"""
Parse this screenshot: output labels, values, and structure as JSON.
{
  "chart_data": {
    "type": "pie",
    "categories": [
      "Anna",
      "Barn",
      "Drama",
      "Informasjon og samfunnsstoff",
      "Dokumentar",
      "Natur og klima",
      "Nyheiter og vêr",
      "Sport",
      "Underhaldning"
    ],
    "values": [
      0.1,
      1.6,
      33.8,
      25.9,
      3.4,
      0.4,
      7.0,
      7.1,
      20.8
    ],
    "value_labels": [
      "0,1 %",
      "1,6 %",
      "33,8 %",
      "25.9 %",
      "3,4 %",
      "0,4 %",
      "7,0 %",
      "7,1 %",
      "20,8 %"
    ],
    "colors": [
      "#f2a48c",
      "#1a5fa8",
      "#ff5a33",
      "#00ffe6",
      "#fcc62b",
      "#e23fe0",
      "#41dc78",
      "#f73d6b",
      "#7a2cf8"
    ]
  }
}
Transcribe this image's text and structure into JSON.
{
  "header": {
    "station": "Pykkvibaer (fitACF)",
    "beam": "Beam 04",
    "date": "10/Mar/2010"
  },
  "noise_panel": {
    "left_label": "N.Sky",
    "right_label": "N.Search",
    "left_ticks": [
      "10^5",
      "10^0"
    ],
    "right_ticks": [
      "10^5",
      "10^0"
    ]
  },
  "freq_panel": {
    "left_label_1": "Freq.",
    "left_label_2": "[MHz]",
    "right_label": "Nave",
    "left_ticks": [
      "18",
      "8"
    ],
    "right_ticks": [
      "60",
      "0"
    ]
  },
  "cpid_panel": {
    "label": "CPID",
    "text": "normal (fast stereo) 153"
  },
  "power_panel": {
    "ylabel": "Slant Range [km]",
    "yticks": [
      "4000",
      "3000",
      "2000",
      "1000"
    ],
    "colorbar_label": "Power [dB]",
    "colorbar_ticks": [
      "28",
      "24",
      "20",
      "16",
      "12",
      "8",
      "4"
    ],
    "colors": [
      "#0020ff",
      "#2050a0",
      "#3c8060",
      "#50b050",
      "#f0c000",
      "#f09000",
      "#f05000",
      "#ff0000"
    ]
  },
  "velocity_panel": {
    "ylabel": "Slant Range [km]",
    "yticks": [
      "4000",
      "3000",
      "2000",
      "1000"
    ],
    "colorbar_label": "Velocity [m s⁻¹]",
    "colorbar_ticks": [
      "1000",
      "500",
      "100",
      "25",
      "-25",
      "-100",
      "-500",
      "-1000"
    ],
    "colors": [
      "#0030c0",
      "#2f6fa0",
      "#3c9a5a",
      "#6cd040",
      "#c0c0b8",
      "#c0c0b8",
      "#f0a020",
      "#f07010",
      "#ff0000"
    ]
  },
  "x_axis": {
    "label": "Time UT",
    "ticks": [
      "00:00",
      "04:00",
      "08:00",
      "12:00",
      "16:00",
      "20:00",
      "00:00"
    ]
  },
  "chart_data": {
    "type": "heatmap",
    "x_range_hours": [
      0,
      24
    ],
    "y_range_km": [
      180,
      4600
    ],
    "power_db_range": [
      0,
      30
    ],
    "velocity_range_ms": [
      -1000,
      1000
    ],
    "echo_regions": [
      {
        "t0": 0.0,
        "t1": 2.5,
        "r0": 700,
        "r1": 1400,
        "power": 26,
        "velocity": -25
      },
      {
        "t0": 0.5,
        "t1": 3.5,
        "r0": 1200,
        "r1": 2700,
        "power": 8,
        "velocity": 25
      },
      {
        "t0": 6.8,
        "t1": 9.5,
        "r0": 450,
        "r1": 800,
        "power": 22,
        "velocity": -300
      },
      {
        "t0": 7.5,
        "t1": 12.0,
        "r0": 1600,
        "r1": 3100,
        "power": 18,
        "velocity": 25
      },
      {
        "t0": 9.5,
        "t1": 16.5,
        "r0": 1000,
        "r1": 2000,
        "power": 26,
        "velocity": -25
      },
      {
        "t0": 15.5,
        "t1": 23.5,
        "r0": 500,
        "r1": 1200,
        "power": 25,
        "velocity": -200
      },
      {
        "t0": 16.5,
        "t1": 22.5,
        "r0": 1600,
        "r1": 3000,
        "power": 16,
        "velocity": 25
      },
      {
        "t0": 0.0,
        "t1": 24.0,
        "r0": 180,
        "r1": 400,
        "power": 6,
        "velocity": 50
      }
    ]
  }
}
"""
### WHAT NEEDS TO BE DONE
Emit the records above again, exactly, with no line skipped.

### WRITTEN ANSWER
Parse this screenshot: output labels, values, and structure as JSON.
{
  "chart_data": {
    "type": "pie",
    "categories": [
      "Anna",
      "Barn",
      "Drama",
      "Informasjon og samfunnsstoff",
      "Dokumentar",
      "Natur og klima",
      "Nyheiter og vêr",
      "Sport",
      "Underhaldning"
    ],
    "values": [
      0.1,
      1.6,
      33.8,
      25.9,
      3.4,
      0.4,
      7.0,
      7.1,
      20.8
    ],
    "value_labels": [
      "0,1 %",
      "1,6 %",
      "33,8 %",
      "25.9 %",
      "3,4 %",
      "0,4 %",
      "7,0 %",
      "7,1 %",
      "20,8 %"
    ],
    "colors": [
      "#f2a48c",
      "#1a5fa8",
      "#ff5a33",
      "#00ffe6",
      "#fcc62b",
      "#e23fe0",
      "#41dc78",
      "#f73d6b",
      "#7a2cf8"
    ]
  }
}
Transcribe this image's text and structure into JSON.
{
  "header": {
    "station": "Pykkvibaer (fitACF)",
    "beam": "Beam 04",
    "date": "10/Mar/2010"
  },
  "noise_panel": {
    "left_label": "N.Sky",
    "right_label": "N.Search",
    "left_ticks": [
      "10^5",
      "10^0"
    ],
    "right_ticks": [
      "10^5",
      "10^0"
    ]
  },
  "freq_panel": {
    "left_label_1": "Freq.",
    "left_label_2": "[MHz]",
    "right_label": "Nave",
    "left_ticks": [
      "18",
      "8"
    ],
    "right_ticks": [
      "60",
      "0"
    ]
  },
  "cpid_panel": {
    "label": "CPID",
    "text": "normal (fast stereo) 153"
  },
  "power_panel": {
    "ylabel": "Slant Range [km]",
    "yticks": [
      "4000",
      "3000",
      "2000",
      "1000"
    ],
    "colorbar_label": "Power [dB]",
    "colorbar_ticks": [
      "28",
      "24",
      "20",
      "16",
      "12",
      "8",
      "4"
    ],
    "colors": [
      "#0020ff",
      "#2050a0",
      "#3c8060",
      "#50b050",
      "#f0c000",
      "#f09000",
      "#f05000",
      "#ff0000"
    ]
  },
  "velocity_panel": {
    "ylabel": "Slant Range [km]",
    "yticks": [
      "4000",
      "3000",
      "2000",
      "1000"
    ],
    "colorbar_label": "Velocity [m s⁻¹]",
    "colorbar_ticks": [
      "1000",
      "500",
      "100",
      "25",
      "-25",
      "-100",
      "-500",
      "-1000"
    ],
    "colors": [
      "#0030c0",
      "#2f6fa0",
      "#3c9a5a",
      "#6cd040",
      "#c0c0b8",
      "#c0c0b8",
      "#f0a020",
      "#f07010",
      "#ff0000"
    ]
  },
  "x_axis": {
    "label": "Time UT",
    "ticks": [
      "00:00",
      "04:00",
      "08:00",
      "12:00",
      "16:00",
      "20:00",
      "00:00"
    ]
  },
  "chart_data": {
    "type": "heatmap",
    "x_range_hours": [
      0,
      24
    ],
    "y_range_km": [
      180,
      4600
    ],
    "power_db_range": [
      0,
      30
    ],
    "velocity_range_ms": [
      -1000,
      1000
    ],
    "echo_regions": [
      {
        "t0": 0.0,
        "t1": 2.5,
        "r0": 700,
        "r1": 1400,
        "power": 26,
        "velocity": -25
      },
      {
        "t0": 0.5,
        "t1": 3.5,
        "r0": 1200,
        "r1": 2700,
        "power": 8,
        "velocity": 25
      },
      {
        "t0": 6.8,
        "t1": 9.5,
        "r0": 450,
        "r1": 800,
        "power": 22,
        "velocity": -300
      },
      {
        "t0": 7.5,
        "t1": 12.0,
        "r0": 1600,
        "r1": 3100,
        "power": 18,
        "velocity": 25
      },
      {
        "t0": 9.5,
        "t1": 16.5,
        "r0": 1000,
        "r1": 2000,
        "power": 26,
        "velocity": -25
      },
      {
        "t0": 15.5,
        "t1": 23.5,
        "r0": 500,
        "r1": 1200,
        "power": 25,
        "velocity": -200
      },
      {
        "t0": 16.5,
        "t1": 22.5,
        "r0": 1600,
        "r1": 3000,
        "power": 16,
        "velocity": 25
      },
      {
        "t0": 0.0,
        "t1": 24.0,
        "r0": 180,
        "r1": 400,
        "power": 6,
        "velocity": 50
      }
    ]
  }
}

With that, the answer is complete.